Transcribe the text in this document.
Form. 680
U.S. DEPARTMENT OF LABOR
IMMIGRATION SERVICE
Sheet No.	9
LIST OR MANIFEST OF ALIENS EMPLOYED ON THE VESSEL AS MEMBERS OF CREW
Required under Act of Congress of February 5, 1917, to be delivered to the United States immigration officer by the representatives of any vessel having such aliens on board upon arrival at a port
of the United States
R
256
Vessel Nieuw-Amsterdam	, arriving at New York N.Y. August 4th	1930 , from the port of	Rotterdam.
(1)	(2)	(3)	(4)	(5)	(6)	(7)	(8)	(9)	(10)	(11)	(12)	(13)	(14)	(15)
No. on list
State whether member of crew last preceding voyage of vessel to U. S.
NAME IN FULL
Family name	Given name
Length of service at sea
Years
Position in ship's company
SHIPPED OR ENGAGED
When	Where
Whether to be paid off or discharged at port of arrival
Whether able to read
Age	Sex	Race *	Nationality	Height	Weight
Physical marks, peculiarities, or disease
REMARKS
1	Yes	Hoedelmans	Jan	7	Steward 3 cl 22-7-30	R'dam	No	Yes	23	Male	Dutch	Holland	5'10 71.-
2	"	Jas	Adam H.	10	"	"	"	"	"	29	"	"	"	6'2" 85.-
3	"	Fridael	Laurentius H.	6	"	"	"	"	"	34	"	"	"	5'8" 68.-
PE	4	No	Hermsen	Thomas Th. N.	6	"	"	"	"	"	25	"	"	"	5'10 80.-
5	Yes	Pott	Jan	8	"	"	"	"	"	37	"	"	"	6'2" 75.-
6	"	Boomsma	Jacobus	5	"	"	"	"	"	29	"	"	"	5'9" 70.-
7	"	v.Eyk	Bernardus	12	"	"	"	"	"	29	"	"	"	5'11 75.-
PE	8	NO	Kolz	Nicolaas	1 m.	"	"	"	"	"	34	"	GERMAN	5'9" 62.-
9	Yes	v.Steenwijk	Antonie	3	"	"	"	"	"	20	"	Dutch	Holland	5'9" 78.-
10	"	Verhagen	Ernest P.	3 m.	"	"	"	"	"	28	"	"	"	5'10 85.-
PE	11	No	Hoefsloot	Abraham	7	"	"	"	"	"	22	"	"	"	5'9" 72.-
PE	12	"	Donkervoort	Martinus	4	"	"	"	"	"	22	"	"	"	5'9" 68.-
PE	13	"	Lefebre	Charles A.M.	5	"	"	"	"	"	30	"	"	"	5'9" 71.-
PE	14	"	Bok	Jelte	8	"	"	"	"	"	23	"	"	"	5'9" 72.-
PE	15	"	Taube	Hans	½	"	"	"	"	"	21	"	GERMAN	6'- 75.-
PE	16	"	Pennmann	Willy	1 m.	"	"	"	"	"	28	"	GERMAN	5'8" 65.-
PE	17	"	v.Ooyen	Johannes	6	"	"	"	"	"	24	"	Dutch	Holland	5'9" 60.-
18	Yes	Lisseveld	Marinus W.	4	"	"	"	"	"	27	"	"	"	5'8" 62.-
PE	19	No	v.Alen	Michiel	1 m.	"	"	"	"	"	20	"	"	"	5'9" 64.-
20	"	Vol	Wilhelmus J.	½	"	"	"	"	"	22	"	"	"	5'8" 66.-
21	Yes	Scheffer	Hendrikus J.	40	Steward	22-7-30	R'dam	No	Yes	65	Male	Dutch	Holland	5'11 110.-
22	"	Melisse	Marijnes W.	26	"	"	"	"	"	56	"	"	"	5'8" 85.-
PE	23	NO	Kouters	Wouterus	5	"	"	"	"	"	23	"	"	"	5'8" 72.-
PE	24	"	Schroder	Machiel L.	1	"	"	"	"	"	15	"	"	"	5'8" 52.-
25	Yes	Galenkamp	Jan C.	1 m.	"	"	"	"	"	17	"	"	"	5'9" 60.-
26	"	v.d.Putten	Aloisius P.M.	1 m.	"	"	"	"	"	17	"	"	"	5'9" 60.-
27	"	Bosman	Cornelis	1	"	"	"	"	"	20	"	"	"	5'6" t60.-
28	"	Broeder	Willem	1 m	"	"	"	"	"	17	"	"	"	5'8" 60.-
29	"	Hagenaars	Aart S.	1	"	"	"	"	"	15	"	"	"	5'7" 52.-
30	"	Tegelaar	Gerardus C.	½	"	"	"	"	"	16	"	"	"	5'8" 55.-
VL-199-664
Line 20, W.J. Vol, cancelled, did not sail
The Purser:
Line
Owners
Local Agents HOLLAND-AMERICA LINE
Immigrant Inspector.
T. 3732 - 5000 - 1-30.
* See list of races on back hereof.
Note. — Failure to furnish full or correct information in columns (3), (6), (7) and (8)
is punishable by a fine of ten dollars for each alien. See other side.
========
Show each line of the listing that holds the string "United".

Required under Act of Congress of February 5, 1917, to be delivered to the United States immigration officer by the representatives of any vessel having such aliens on board upon arrival at a port
of the United States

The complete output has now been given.